> THE EXERCISE:
Without changing a character, return the entries, but not the images they hold.

(Rows from a figure dataset)
______

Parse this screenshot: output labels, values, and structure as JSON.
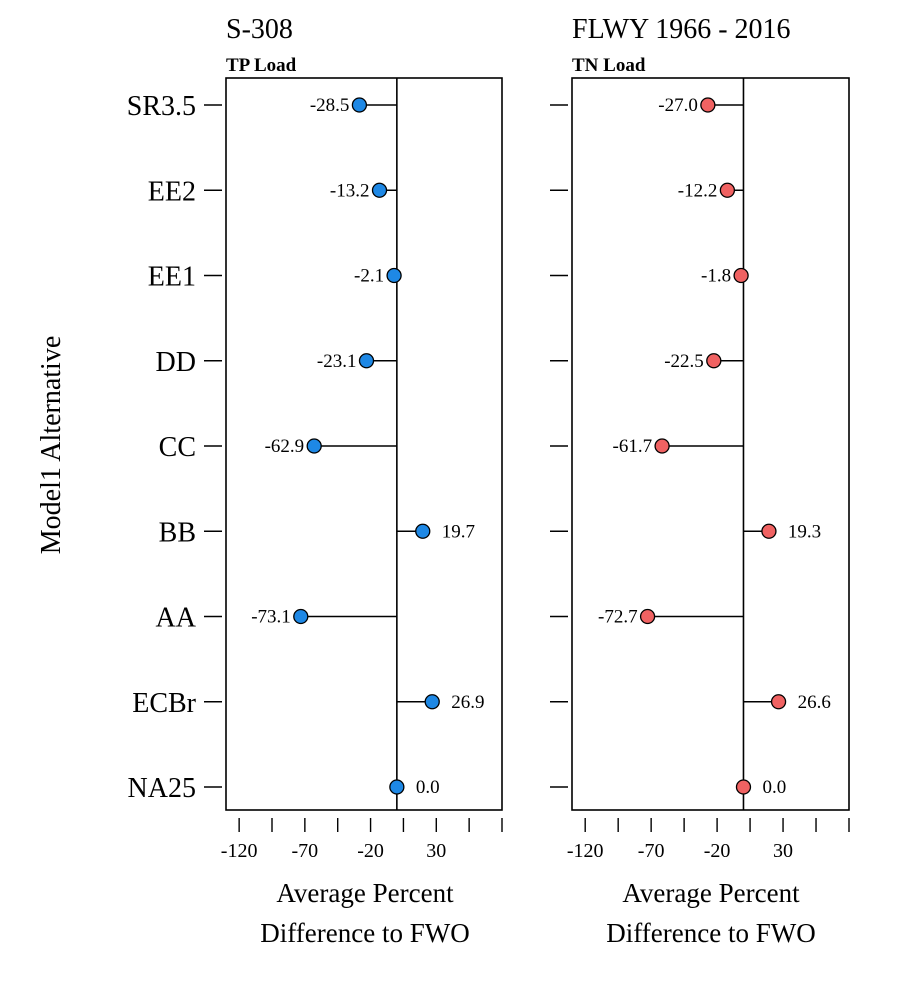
{
  "titles": {
    "left": "S-308",
    "right": "FLWY 1966 - 2016"
  },
  "y_axis_label": "Model1 Alternative",
  "x_axis_label": {
    "line1": "Average Percent",
    "line2": "Difference to FWO"
  },
  "colors": {
    "tp_points": "#1E88E5",
    "tn_points": "#F06262",
    "lines": "#000000"
  },
  "chart_data": [
    {
      "type": "scatter",
      "subtitle": "TP Load",
      "categories": [
        "SR3.5",
        "EE2",
        "EE1",
        "DD",
        "CC",
        "BB",
        "AA",
        "ECBr",
        "NA25"
      ],
      "values": [
        -28.5,
        -13.2,
        -2.1,
        -23.1,
        -62.9,
        19.7,
        -73.1,
        26.9,
        0.0
      ],
      "value_labels": [
        "-28.5",
        "-13.2",
        "-2.1",
        "-23.1",
        "-62.9",
        "19.7",
        "-73.1",
        "26.9",
        "0.0"
      ],
      "xticks": [
        -120,
        -70,
        -20,
        30
      ],
      "xtick_labels": [
        "-120",
        "-70",
        "-20",
        "30"
      ],
      "xlim": [
        -130,
        80
      ],
      "reference_line": 0
    },
    {
      "type": "scatter",
      "subtitle": "TN Load",
      "categories": [
        "SR3.5",
        "EE2",
        "EE1",
        "DD",
        "CC",
        "BB",
        "AA",
        "ECBr",
        "NA25"
      ],
      "values": [
        -27.0,
        -12.2,
        -1.8,
        -22.5,
        -61.7,
        19.3,
        -72.7,
        26.6,
        0.0
      ],
      "value_labels": [
        "-27.0",
        "-12.2",
        "-1.8",
        "-22.5",
        "-61.7",
        "19.3",
        "-72.7",
        "26.6",
        "0.0"
      ],
      "xticks": [
        -120,
        -70,
        -20,
        30
      ],
      "xtick_labels": [
        "-120",
        "-70",
        "-20",
        "30"
      ],
      "xlim": [
        -130,
        80
      ],
      "reference_line": 0
    }
  ]
}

______

> SOLUTION TO THIS TASK:
Parse this screenshot: output labels, values, and structure as JSON.
{
  "titles": {
    "left": "S-308",
    "right": "FLWY 1966 - 2016"
  },
  "y_axis_label": "Model1 Alternative",
  "x_axis_label": {
    "line1": "Average Percent",
    "line2": "Difference to FWO"
  },
  "colors": {
    "tp_points": "#1E88E5",
    "tn_points": "#F06262",
    "lines": "#000000"
  },
  "chart_data": [
    {
      "type": "scatter",
      "subtitle": "TP Load",
      "categories": [
        "SR3.5",
        "EE2",
        "EE1",
        "DD",
        "CC",
        "BB",
        "AA",
        "ECBr",
        "NA25"
      ],
      "values": [
        -28.5,
        -13.2,
        -2.1,
        -23.1,
        -62.9,
        19.7,
        -73.1,
        26.9,
        0.0
      ],
      "value_labels": [
        "-28.5",
        "-13.2",
        "-2.1",
        "-23.1",
        "-62.9",
        "19.7",
        "-73.1",
        "26.9",
        "0.0"
      ],
      "xticks": [
        -120,
        -70,
        -20,
        30
      ],
      "xtick_labels": [
        "-120",
        "-70",
        "-20",
        "30"
      ],
      "xlim": [
        -130,
        80
      ],
      "reference_line": 0
    },
    {
      "type": "scatter",
      "subtitle": "TN Load",
      "categories": [
        "SR3.5",
        "EE2",
        "EE1",
        "DD",
        "CC",
        "BB",
        "AA",
        "ECBr",
        "NA25"
      ],
      "values": [
        -27.0,
        -12.2,
        -1.8,
        -22.5,
        -61.7,
        19.3,
        -72.7,
        26.6,
        0.0
      ],
      "value_labels": [
        "-27.0",
        "-12.2",
        "-1.8",
        "-22.5",
        "-61.7",
        "19.3",
        "-72.7",
        "26.6",
        "0.0"
      ],
      "xticks": [
        -120,
        -70,
        -20,
        30
      ],
      "xtick_labels": [
        "-120",
        "-70",
        "-20",
        "30"
      ],
      "xlim": [
        -130,
        80
      ],
      "reference_line": 0
    }
  ]
}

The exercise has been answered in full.